Instructions for the task: Find and copy each line of the records where the string "this" shows up.

Record excerpts:
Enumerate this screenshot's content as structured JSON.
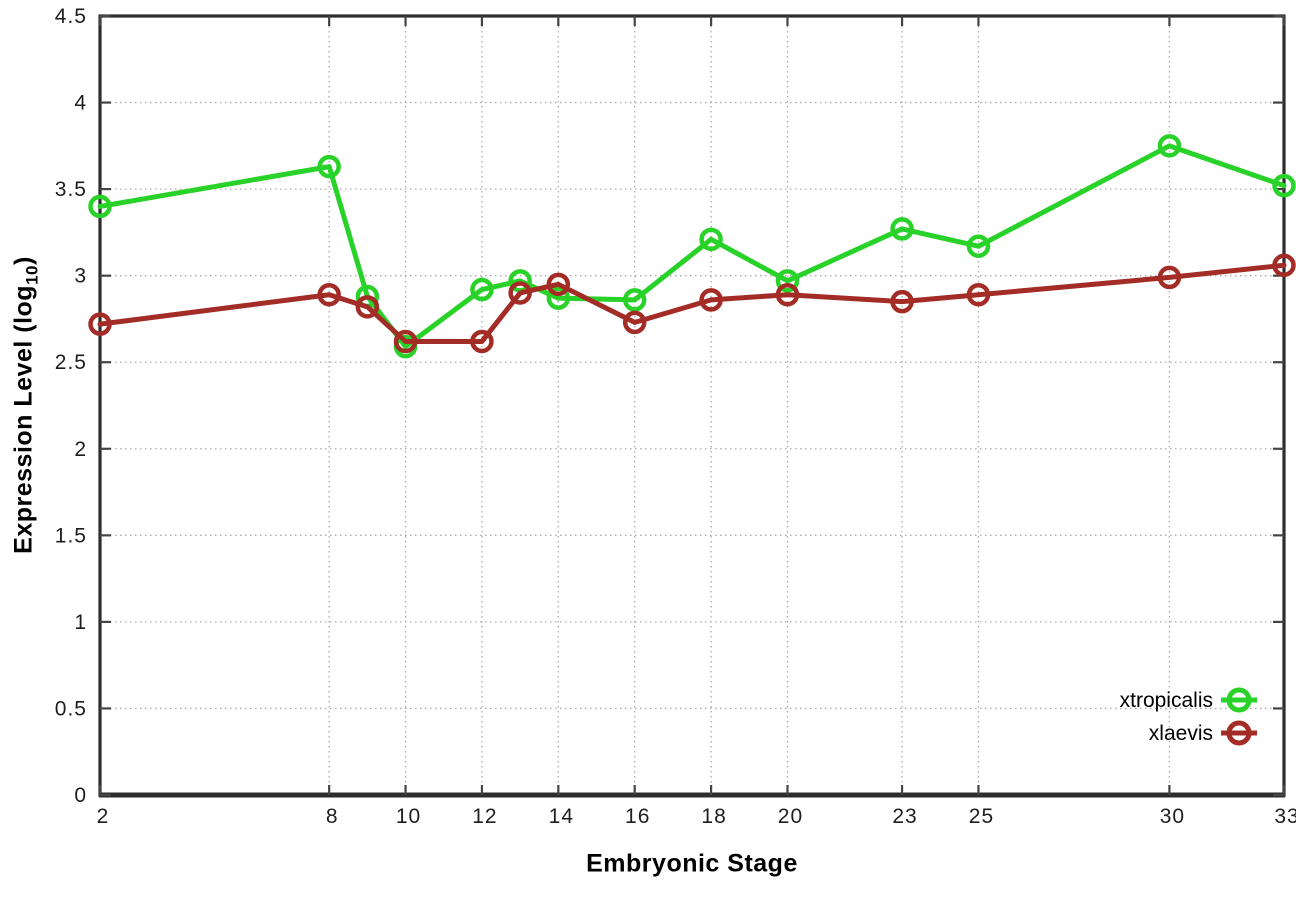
{
  "chart_data": {
    "type": "line",
    "title": "",
    "xlabel": "Embryonic Stage",
    "ylabel": "Expression Level (log10)",
    "ylabel_parts": {
      "main": "Expression Level (log",
      "sub": "10",
      "end": ")"
    },
    "xlim": [
      2,
      33
    ],
    "ylim": [
      0,
      4.5
    ],
    "grid": true,
    "marker": "open-circle",
    "legend_position": "inside-bottom-right",
    "xticks": [
      2,
      8,
      10,
      12,
      14,
      16,
      18,
      20,
      23,
      25,
      30,
      33
    ],
    "xtick_labels": [
      "2",
      "8",
      "10",
      "12",
      "14",
      "16",
      "18",
      "20",
      "23",
      "25",
      "30",
      "33"
    ],
    "yticks": [
      0,
      0.5,
      1,
      1.5,
      2,
      2.5,
      3,
      3.5,
      4,
      4.5
    ],
    "ytick_labels": [
      "0",
      "0.5",
      "1",
      "1.5",
      "2",
      "2.5",
      "3",
      "3.5",
      "4",
      "4.5"
    ],
    "x": [
      2,
      8,
      9,
      10,
      12,
      13,
      14,
      16,
      18,
      20,
      23,
      25,
      30,
      33
    ],
    "series": [
      {
        "name": "xtropicalis",
        "color": "#28d228",
        "values": [
          3.4,
          3.63,
          2.88,
          2.59,
          2.92,
          2.97,
          2.87,
          2.86,
          3.21,
          2.97,
          3.27,
          3.17,
          3.75,
          3.52
        ]
      },
      {
        "name": "xlaevis",
        "color": "#a32c26",
        "values": [
          2.72,
          2.89,
          2.82,
          2.62,
          2.62,
          2.9,
          2.95,
          2.73,
          2.86,
          2.89,
          2.85,
          2.89,
          2.99,
          3.06
        ]
      }
    ]
  },
  "colors": {
    "background": "#ffffff",
    "plot_border": "#2d2d2d",
    "gridline": "#ababab",
    "tick_mark": "#444444",
    "tick_text": "#1e1e1e",
    "axis_title_text": "#000000"
  }
}
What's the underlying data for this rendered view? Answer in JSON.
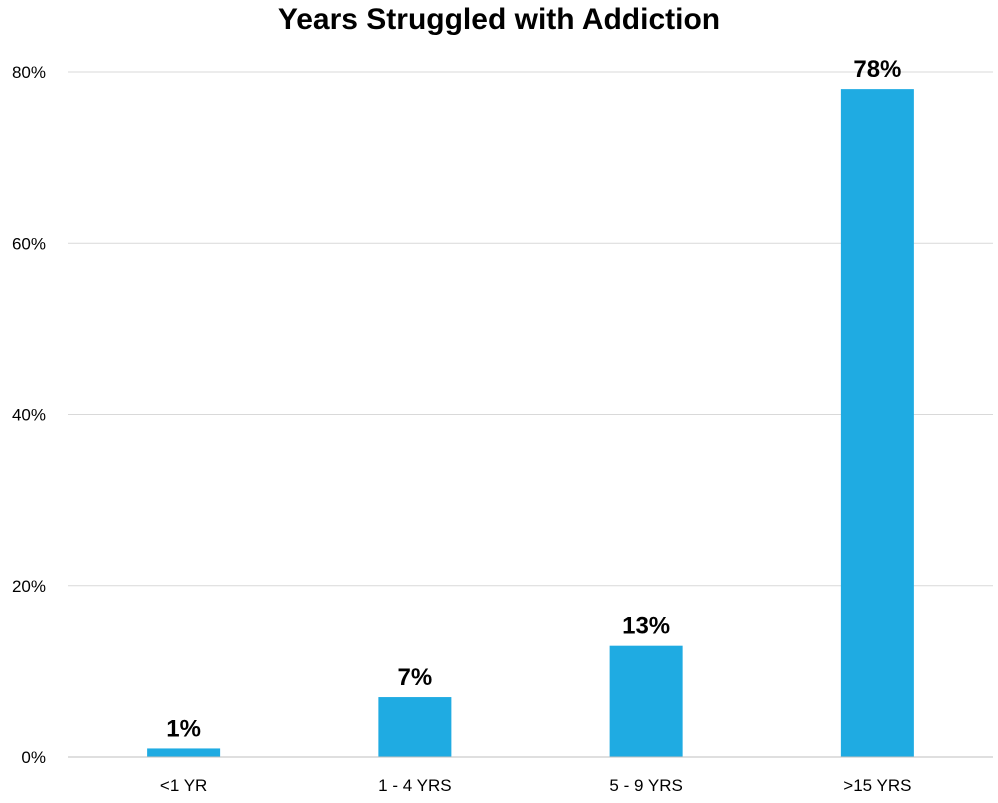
{
  "chart_data": {
    "type": "bar",
    "title": "Years Struggled with Addiction",
    "xlabel": "",
    "ylabel": "",
    "categories": [
      "<1 YR",
      "1 - 4 YRS",
      "5 - 9 YRS",
      ">15 YRS"
    ],
    "values": [
      1,
      7,
      13,
      78
    ],
    "data_labels": [
      "1%",
      "7%",
      "13%",
      "78%"
    ],
    "y_ticks": [
      0,
      20,
      40,
      60,
      80
    ],
    "y_tick_labels": [
      "0%",
      "20%",
      "40%",
      "60%",
      "80%"
    ],
    "ylim": [
      0,
      80
    ],
    "grid": true,
    "legend": "none",
    "bar_color": "#1fabe2"
  }
}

Problem solution:
Enumerate this screenshot's content as structured JSON.
What's the underlying data for this rendered view? Answer in JSON.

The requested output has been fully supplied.